__GIVEN PROBLEM__: Omit all pictures. Copy the rest of the material exactly.
*** DATA LISTING ***
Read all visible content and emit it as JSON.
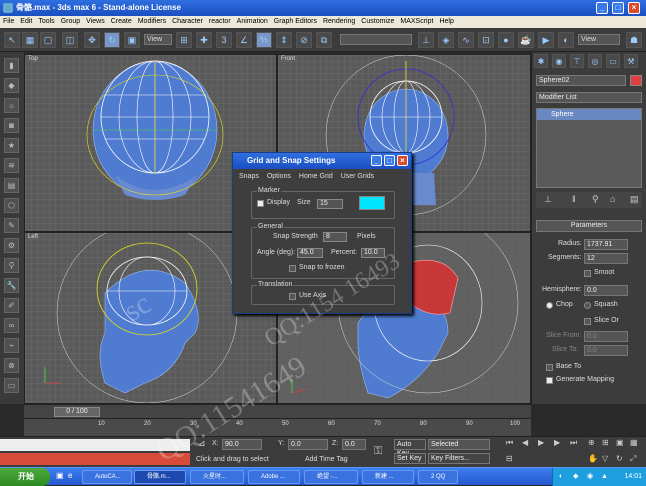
{
  "window": {
    "title": "骨骼.max - 3ds max 6 - Stand-alone License"
  },
  "menu": [
    "File",
    "Edit",
    "Tools",
    "Group",
    "Views",
    "Create",
    "Modifiers",
    "Character",
    "reactor",
    "Animation",
    "Graph Editors",
    "Rendering",
    "Customize",
    "MAXScript",
    "Help"
  ],
  "toolbar": {
    "view_dropdown": "View",
    "view_dropdown2": "View"
  },
  "viewports": {
    "top": "Top",
    "front": "Front",
    "left": "Left",
    "persp": ""
  },
  "dialog": {
    "title": "Grid and Snap Settings",
    "tabs": [
      "Snaps",
      "Options",
      "Home Grid",
      "User Grids"
    ],
    "marker_group": "Marker",
    "display_label": "Display",
    "size_label": "Size",
    "size_value": "15",
    "marker_color": "#00e5ff",
    "general_group": "General",
    "snap_strength_label": "Snap Strength",
    "snap_strength_value": "8",
    "pixels_label": "Pixels",
    "angle_label": "Angle (deg):",
    "angle_value": "45.0",
    "percent_label": "Percent:",
    "percent_value": "10.0",
    "snap_frozen_label": "Snap to frozen",
    "translation_group": "Translation",
    "use_axis_label": "Use Axis"
  },
  "panel": {
    "object_name": "Sphere02",
    "object_color": "#e04040",
    "modifier_list": "Modifier List",
    "stack_item": "Sphere",
    "parameters": "Parameters",
    "radius_label": "Radius:",
    "radius_value": "1737.91",
    "segments_label": "Segments:",
    "segments_value": "12",
    "smooth_label": "Smoot",
    "hemisphere_label": "Hemisphere:",
    "hemisphere_value": "0.0",
    "chop_label": "Chop",
    "squash_label": "Squash",
    "slice_on_label": "Slice Or",
    "slice_from_label": "Slice From:",
    "slice_from_value": "0.0",
    "slice_to_label": "Slice To:",
    "slice_to_value": "0.0",
    "base_to_label": "Base To",
    "gen_mapping_label": "Generate Mapping"
  },
  "trackbar": {
    "frame": "0 / 100",
    "ticks": [
      "10",
      "20",
      "30",
      "40",
      "50",
      "60",
      "70",
      "80",
      "90",
      "100"
    ]
  },
  "status": {
    "x_label": "X:",
    "x_value": "90.0",
    "y_label": "Y:",
    "y_value": "0.0",
    "z_label": "Z:",
    "z_value": "0.0",
    "prompt": "Click and drag to select",
    "add_time_tag": "Add Time Tag",
    "auto_key": "Auto Key",
    "selected": "Selected",
    "set_key": "Set Key",
    "key_filters": "Key Filters..."
  },
  "taskbar": {
    "start": "开始",
    "tasks": [
      "AutoCA...",
      "骨骼.m...",
      "火星时...",
      "Adobe ...",
      "绝望 -...",
      "新建 ...",
      "2 QQ"
    ],
    "clock": "14:01"
  },
  "watermarks": [
    "sc",
    "QQ:11541649",
    "QQ:1154 16493"
  ]
}
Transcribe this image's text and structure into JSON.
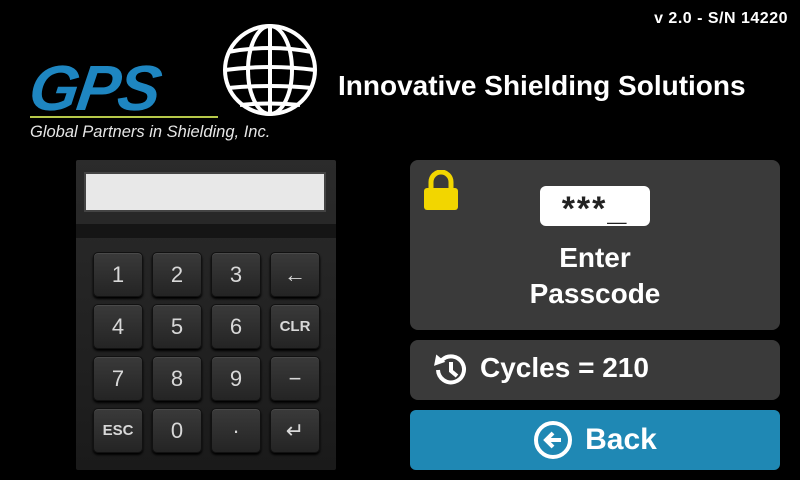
{
  "header": {
    "version": "v 2.0 -  S/N  14220",
    "tagline": "Innovative Shielding Solutions"
  },
  "logo": {
    "text": "GPS",
    "subtitle": "Global Partners in Shielding, Inc.",
    "color": "#1e86c1"
  },
  "keypad": {
    "display_value": "",
    "keys": [
      "1",
      "2",
      "3",
      "←",
      "4",
      "5",
      "6",
      "CLR",
      "7",
      "8",
      "9",
      "−",
      "ESC",
      "0",
      "·",
      "↵"
    ]
  },
  "passcode": {
    "masked_value": "***_",
    "label_line1": "Enter",
    "label_line2": "Passcode",
    "lock_icon": "lock-icon"
  },
  "cycles": {
    "label": "Cycles  = 210",
    "icon": "history-icon"
  },
  "back_button": {
    "label": "Back",
    "color": "#1f88b4"
  }
}
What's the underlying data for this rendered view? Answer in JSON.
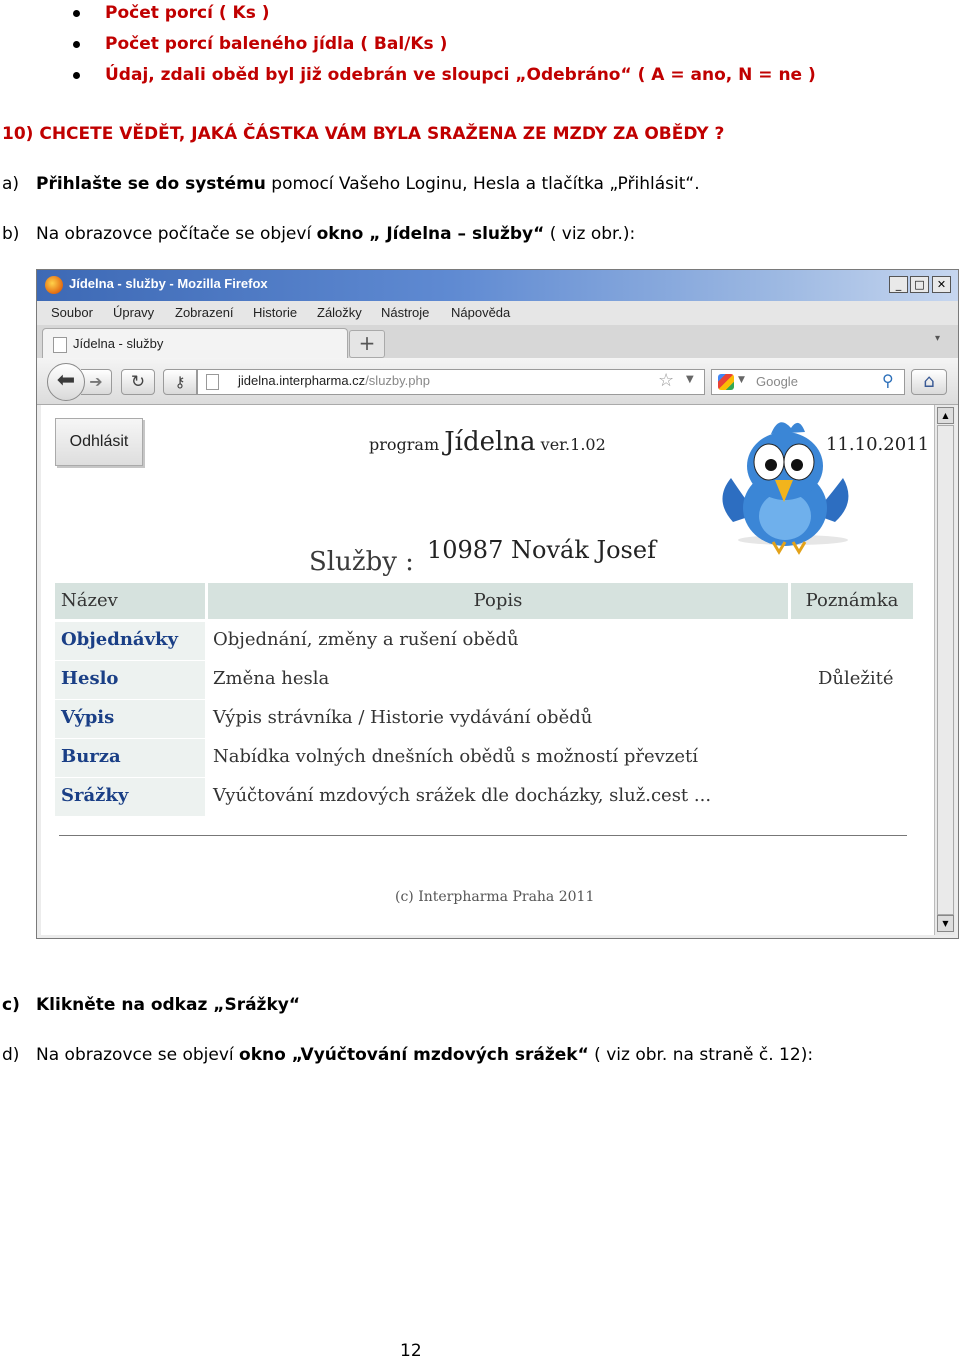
{
  "bullets": [
    "Počet porcí ( Ks )",
    "Počet porcí baleného jídla ( Bal/Ks )",
    "Údaj, zdali oběd byl již odebrán ve sloupci „Odebráno“  ( A = ano, N = ne )"
  ],
  "heading": "10) CHCETE VĚDĚT, JAKÁ ČÁSTKA VÁM BYLA SRAŽENA ZE MZDY ZA OBĚDY ?",
  "para_a": {
    "label": "a)",
    "bold": "Přihlašte se do systému",
    "rest": " pomocí Vašeho Loginu, Hesla a tlačítka „Přihlásit“."
  },
  "para_b": {
    "label": "b)",
    "pre": "Na obrazovce počítače se objeví ",
    "bold": "okno „ Jídelna – služby“",
    "rest": " ( viz obr.):"
  },
  "browser": {
    "title": "Jídelna - služby - Mozilla Firefox",
    "menu": [
      "Soubor",
      "Úpravy",
      "Zobrazení",
      "Historie",
      "Záložky",
      "Nástroje",
      "Nápověda"
    ],
    "tab_title": "Jídelna - služby",
    "url_domain": "jidelna.interpharma.cz",
    "url_path": "/sluzby.php",
    "search_placeholder": "Google",
    "page": {
      "logout": "Odhlásit",
      "program_prefix": "program",
      "program_name": "Jídelna",
      "program_version": "ver.1.02",
      "date": "11.10.2011",
      "services_label": "Služby :",
      "user_id": "10987",
      "user_name": "Novák Josef",
      "columns": [
        "Název",
        "Popis",
        "Poznámka"
      ],
      "rows": [
        {
          "name": "Objednávky",
          "desc": "Objednání, změny a rušení obědů",
          "note": ""
        },
        {
          "name": "Heslo",
          "desc": "Změna hesla",
          "note": "Důležité"
        },
        {
          "name": "Výpis",
          "desc": "Výpis strávníka / Historie vydávání obědů",
          "note": ""
        },
        {
          "name": "Burza",
          "desc": "Nabídka volných dnešních obědů s možností převzetí",
          "note": ""
        },
        {
          "name": "Srážky",
          "desc": "Vyúčtování mzdových srážek dle docházky, služ.cest ...",
          "note": ""
        }
      ],
      "footer": "(c) Interpharma Praha 2011"
    }
  },
  "para_c": {
    "label": "c)",
    "bold": "Klikněte na odkaz „Srážky“"
  },
  "para_d": {
    "label": "d)",
    "pre": "Na obrazovce se objeví ",
    "bold": "okno „Vyúčtování mzdových srážek“",
    "rest": " ( viz obr. na straně č. 12):"
  },
  "page_number": "12",
  "colors": {
    "accent_red": "#c00000",
    "link_blue": "#1a3f86",
    "table_header": "#d6e2de"
  }
}
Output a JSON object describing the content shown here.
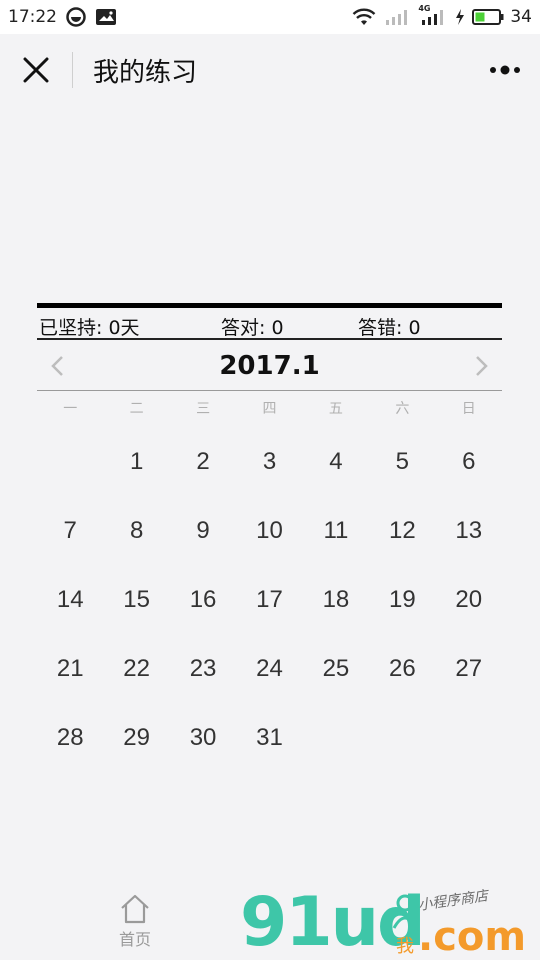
{
  "status_bar": {
    "time": "17:22",
    "battery": "34",
    "network_label": "4G",
    "accent_green": "#4cd137"
  },
  "nav": {
    "title": "我的练习"
  },
  "stats": {
    "streak": "已坚持: 0天",
    "correct": "答对: 0",
    "wrong": "答错: 0"
  },
  "calendar": {
    "title": "2017.1",
    "weekdays": [
      "一",
      "二",
      "三",
      "四",
      "五",
      "六",
      "日"
    ],
    "days": [
      "",
      "1",
      "2",
      "3",
      "4",
      "5",
      "6",
      "7",
      "8",
      "9",
      "10",
      "11",
      "12",
      "13",
      "14",
      "15",
      "16",
      "17",
      "18",
      "19",
      "20",
      "21",
      "22",
      "23",
      "24",
      "25",
      "26",
      "27",
      "28",
      "29",
      "30",
      "31",
      "",
      "",
      ""
    ]
  },
  "tabbar": {
    "home_label": "首页"
  },
  "watermark": {
    "brand": "91ud",
    "me": "我",
    "com": ".com",
    "tagline": "小程序商店"
  }
}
***
__SOLUTION FOR THIS PROBLEM__:
Read all visible content and emit it as JSON.
{
  "window": {
    "title": "骨骼.max - 3ds max 6 - Stand-alone License"
  },
  "menu": [
    "File",
    "Edit",
    "Tools",
    "Group",
    "Views",
    "Create",
    "Modifiers",
    "Character",
    "reactor",
    "Animation",
    "Graph Editors",
    "Rendering",
    "Customize",
    "MAXScript",
    "Help"
  ],
  "toolbar": {
    "view_dropdown": "View",
    "view_dropdown2": "View"
  },
  "viewports": {
    "top": "Top",
    "front": "Front",
    "left": "Left",
    "persp": ""
  },
  "dialog": {
    "title": "Grid and Snap Settings",
    "tabs": [
      "Snaps",
      "Options",
      "Home Grid",
      "User Grids"
    ],
    "marker_group": "Marker",
    "display_label": "Display",
    "size_label": "Size",
    "size_value": "15",
    "marker_color": "#00e5ff",
    "general_group": "General",
    "snap_strength_label": "Snap Strength",
    "snap_strength_value": "8",
    "pixels_label": "Pixels",
    "angle_label": "Angle (deg):",
    "angle_value": "45.0",
    "percent_label": "Percent:",
    "percent_value": "10.0",
    "snap_frozen_label": "Snap to frozen",
    "translation_group": "Translation",
    "use_axis_label": "Use Axis"
  },
  "panel": {
    "object_name": "Sphere02",
    "object_color": "#e04040",
    "modifier_list": "Modifier List",
    "stack_item": "Sphere",
    "parameters": "Parameters",
    "radius_label": "Radius:",
    "radius_value": "1737.91",
    "segments_label": "Segments:",
    "segments_value": "12",
    "smooth_label": "Smoot",
    "hemisphere_label": "Hemisphere:",
    "hemisphere_value": "0.0",
    "chop_label": "Chop",
    "squash_label": "Squash",
    "slice_on_label": "Slice Or",
    "slice_from_label": "Slice From:",
    "slice_from_value": "0.0",
    "slice_to_label": "Slice To:",
    "slice_to_value": "0.0",
    "base_to_label": "Base To",
    "gen_mapping_label": "Generate Mapping"
  },
  "trackbar": {
    "frame": "0 / 100",
    "ticks": [
      "10",
      "20",
      "30",
      "40",
      "50",
      "60",
      "70",
      "80",
      "90",
      "100"
    ]
  },
  "status": {
    "x_label": "X:",
    "x_value": "90.0",
    "y_label": "Y:",
    "y_value": "0.0",
    "z_label": "Z:",
    "z_value": "0.0",
    "prompt": "Click and drag to select",
    "add_time_tag": "Add Time Tag",
    "auto_key": "Auto Key",
    "selected": "Selected",
    "set_key": "Set Key",
    "key_filters": "Key Filters..."
  },
  "taskbar": {
    "start": "开始",
    "tasks": [
      "AutoCA...",
      "骨骼.m...",
      "火星时...",
      "Adobe ...",
      "绝望 -...",
      "新建 ...",
      "2 QQ"
    ],
    "clock": "14:01"
  },
  "watermarks": [
    "sc",
    "QQ:11541649",
    "QQ:1154 16493"
  ]
}
Transcribe this image's text and structure into JSON.
{
  "header": {
    "version": "v 2.0 -  S/N  14220",
    "tagline": "Innovative Shielding Solutions"
  },
  "logo": {
    "text": "GPS",
    "subtitle": "Global Partners in Shielding, Inc.",
    "color": "#1e86c1"
  },
  "keypad": {
    "display_value": "",
    "keys": [
      "1",
      "2",
      "3",
      "←",
      "4",
      "5",
      "6",
      "CLR",
      "7",
      "8",
      "9",
      "−",
      "ESC",
      "0",
      "·",
      "↵"
    ]
  },
  "passcode": {
    "masked_value": "***_",
    "label_line1": "Enter",
    "label_line2": "Passcode",
    "lock_icon": "lock-icon"
  },
  "cycles": {
    "label": "Cycles  = 210",
    "icon": "history-icon"
  },
  "back_button": {
    "label": "Back",
    "color": "#1f88b4"
  }
}
What's the underlying data for this rendered view? Answer in JSON.
{
  "bullets": [
    "Počet porcí ( Ks )",
    "Počet porcí baleného jídla ( Bal/Ks )",
    "Údaj, zdali oběd byl již odebrán ve sloupci „Odebráno“  ( A = ano, N = ne )"
  ],
  "heading": "10) CHCETE VĚDĚT, JAKÁ ČÁSTKA VÁM BYLA SRAŽENA ZE MZDY ZA OBĚDY ?",
  "para_a": {
    "label": "a)",
    "bold": "Přihlašte se do systému",
    "rest": " pomocí Vašeho Loginu, Hesla a tlačítka „Přihlásit“."
  },
  "para_b": {
    "label": "b)",
    "pre": "Na obrazovce počítače se objeví ",
    "bold": "okno „ Jídelna – služby“",
    "rest": " ( viz obr.):"
  },
  "browser": {
    "title": "Jídelna - služby - Mozilla Firefox",
    "menu": [
      "Soubor",
      "Úpravy",
      "Zobrazení",
      "Historie",
      "Záložky",
      "Nástroje",
      "Nápověda"
    ],
    "tab_title": "Jídelna - služby",
    "url_domain": "jidelna.interpharma.cz",
    "url_path": "/sluzby.php",
    "search_placeholder": "Google",
    "page": {
      "logout": "Odhlásit",
      "program_prefix": "program",
      "program_name": "Jídelna",
      "program_version": "ver.1.02",
      "date": "11.10.2011",
      "services_label": "Služby :",
      "user_id": "10987",
      "user_name": "Novák Josef",
      "columns": [
        "Název",
        "Popis",
        "Poznámka"
      ],
      "rows": [
        {
          "name": "Objednávky",
          "desc": "Objednání, změny a rušení obědů",
          "note": ""
        },
        {
          "name": "Heslo",
          "desc": "Změna hesla",
          "note": "Důležité"
        },
        {
          "name": "Výpis",
          "desc": "Výpis strávníka / Historie vydávání obědů",
          "note": ""
        },
        {
          "name": "Burza",
          "desc": "Nabídka volných dnešních obědů s možností převzetí",
          "note": ""
        },
        {
          "name": "Srážky",
          "desc": "Vyúčtování mzdových srážek dle docházky, služ.cest ...",
          "note": ""
        }
      ],
      "footer": "(c) Interpharma Praha 2011"
    }
  },
  "para_c": {
    "label": "c)",
    "bold": "Klikněte na odkaz „Srážky“"
  },
  "para_d": {
    "label": "d)",
    "pre": "Na obrazovce se objeví ",
    "bold": "okno „Vyúčtování mzdových srážek“",
    "rest": " ( viz obr. na straně č. 12):"
  },
  "page_number": "12",
  "colors": {
    "accent_red": "#c00000",
    "link_blue": "#1a3f86",
    "table_header": "#d6e2de"
  }
}
Output a JSON object describing the content shown here.
{
  "status_bar": {
    "time": "17:22",
    "battery": "34",
    "network_label": "4G",
    "accent_green": "#4cd137"
  },
  "nav": {
    "title": "我的练习"
  },
  "stats": {
    "streak": "已坚持: 0天",
    "correct": "答对: 0",
    "wrong": "答错: 0"
  },
  "calendar": {
    "title": "2017.1",
    "weekdays": [
      "一",
      "二",
      "三",
      "四",
      "五",
      "六",
      "日"
    ],
    "days": [
      "",
      "1",
      "2",
      "3",
      "4",
      "5",
      "6",
      "7",
      "8",
      "9",
      "10",
      "11",
      "12",
      "13",
      "14",
      "15",
      "16",
      "17",
      "18",
      "19",
      "20",
      "21",
      "22",
      "23",
      "24",
      "25",
      "26",
      "27",
      "28",
      "29",
      "30",
      "31",
      "",
      "",
      ""
    ]
  },
  "tabbar": {
    "home_label": "首页"
  },
  "watermark": {
    "brand": "91ud",
    "me": "我",
    "com": ".com",
    "tagline": "小程序商店"
  }
}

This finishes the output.